»»

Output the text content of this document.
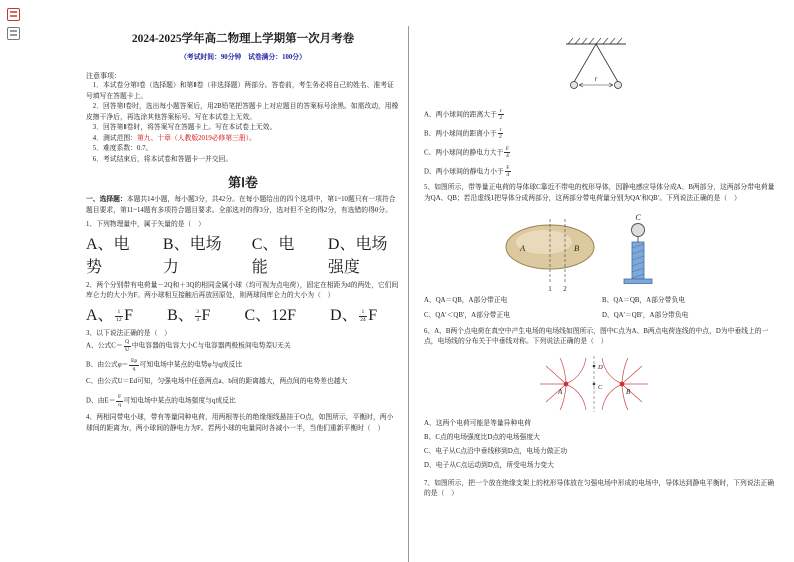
2024-2025学年高二物理上学期第一次月考卷
（考试时间：90分钟　试卷满分：100分）
注意事项：

1．本试卷分第Ⅰ卷（选择题）和第Ⅱ卷（非选择题）两部分。答卷前，考生务必将自己的姓名、准考证号填写在答题卡上。

2．回答第Ⅰ卷时，选出每小题答案后，用2B铅笔把答题卡上对应题目的答案标号涂黑。如需改动，用橡皮擦干净后，再选涂其他答案标号。写在本试卷上无效。

3．回答第Ⅱ卷时，将答案写在答题卡上。写在本试卷上无效。

4．测试范围：第九、十章（人教版2019必修第三册）。

5．难度系数：0.7。

6．考试结束后，将本试卷和答题卡一并交回。

第Ⅰ卷

一、选择题：本题共14小题，每小题3分，共42分。在每小题给出的四个选项中，第1~10题只有一项符合题目要求，第11~14题有多项符合题目要求。全部选对的得3分，选对但不全的得2分，有选错的得0分。

1、下列物理量中，属于矢量的是（　）

A、电势
B、电场力
C、电能
D、电场强度

2、两个分别带有电荷量－2Q和＋3Q的相同金属小球（均可视为点电荷），固定在相距为d的两处，它们间库仑力的大小为F。两小球相互接触后再放回原处，则两球间库仑力的大小为（　）

A、 $\frac{1}{12}$ F B、 $\frac{3}{4}$ F C、12F D、 $\frac{1}{24}$ F

3、以下说法正确的是（　）

A、公式$C= \frac{Q}{U}$ 中电容器的电容大小C与电容器两极板间电势差U无关
B、由公式$\varphi= \frac{Ep}{q}$ 可知电场中某点的电势φ与q成反比
C、由公式U＝Ed可知，匀强电场中任意两点a、b间的距离越大，两点间的电势差也越大
D、由$E= \frac{F}{q}$ 可知电场中某点的电场强度与q成反比

4、两相同带电小球，带有等量同种电荷，用两根等长的绝缘细线悬挂于O点，如图所示，平衡时，两小球间的距离为r，两小球间的静电力为F。若两小球的电量同时各减小一半，当他们重新平衡时（　）

r
A、两小球间的距离大于 $\frac{r}{2}$
B、两小球间的距离小于 $\frac{r}{2}$
C、两小球间的静电力大于 $\frac{F}{4}$
D、两小球间的静电力小于 $\frac{F}{4}$

5、如图所示，带等量正电荷的导体球C靠近不带电的枕形导体，因静电感应导体分成A、B两部分，这两部分带电荷量为QA、QB；若沿虚线1把导体分成两部分，这两部分带电荷量分别为QA′和QB′。下列说法正确的是（　）

A	B
1 2
C
A、QA＝QB，A部分带正电	B、QA＝QB，A部分带负电
C、QA′＜QB′，A部分带正电	D、QA′＝QB′，A部分带负电

6、A、B两个点电荷在真空中产生电场的电场线如图所示，图中C点为A、B两点电荷连线的中点，D为中垂线上的一点，电场线的分布关于中垂线对称。下列说法正确的是（　）

A	B
C
D
A、这两个电荷可能是等量异种电荷
B、C点的电场强度比D点的电场强度大
C、电子从C点沿中垂线移到D点，电场力做正功
D、电子从C点运动到D点，所受电场力变大

7、如图所示，把一个放在绝缘支架上的枕形导体放在匀强电场中形成的电场中，导体达到静电平衡时，下列说法正确的是（　）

««

_WRITTEN EXERCISE:_
Using the material above, count the lines containing the word "A部分带正电". Reply with the number alone.

_ANSWER TO THE TASK:_
2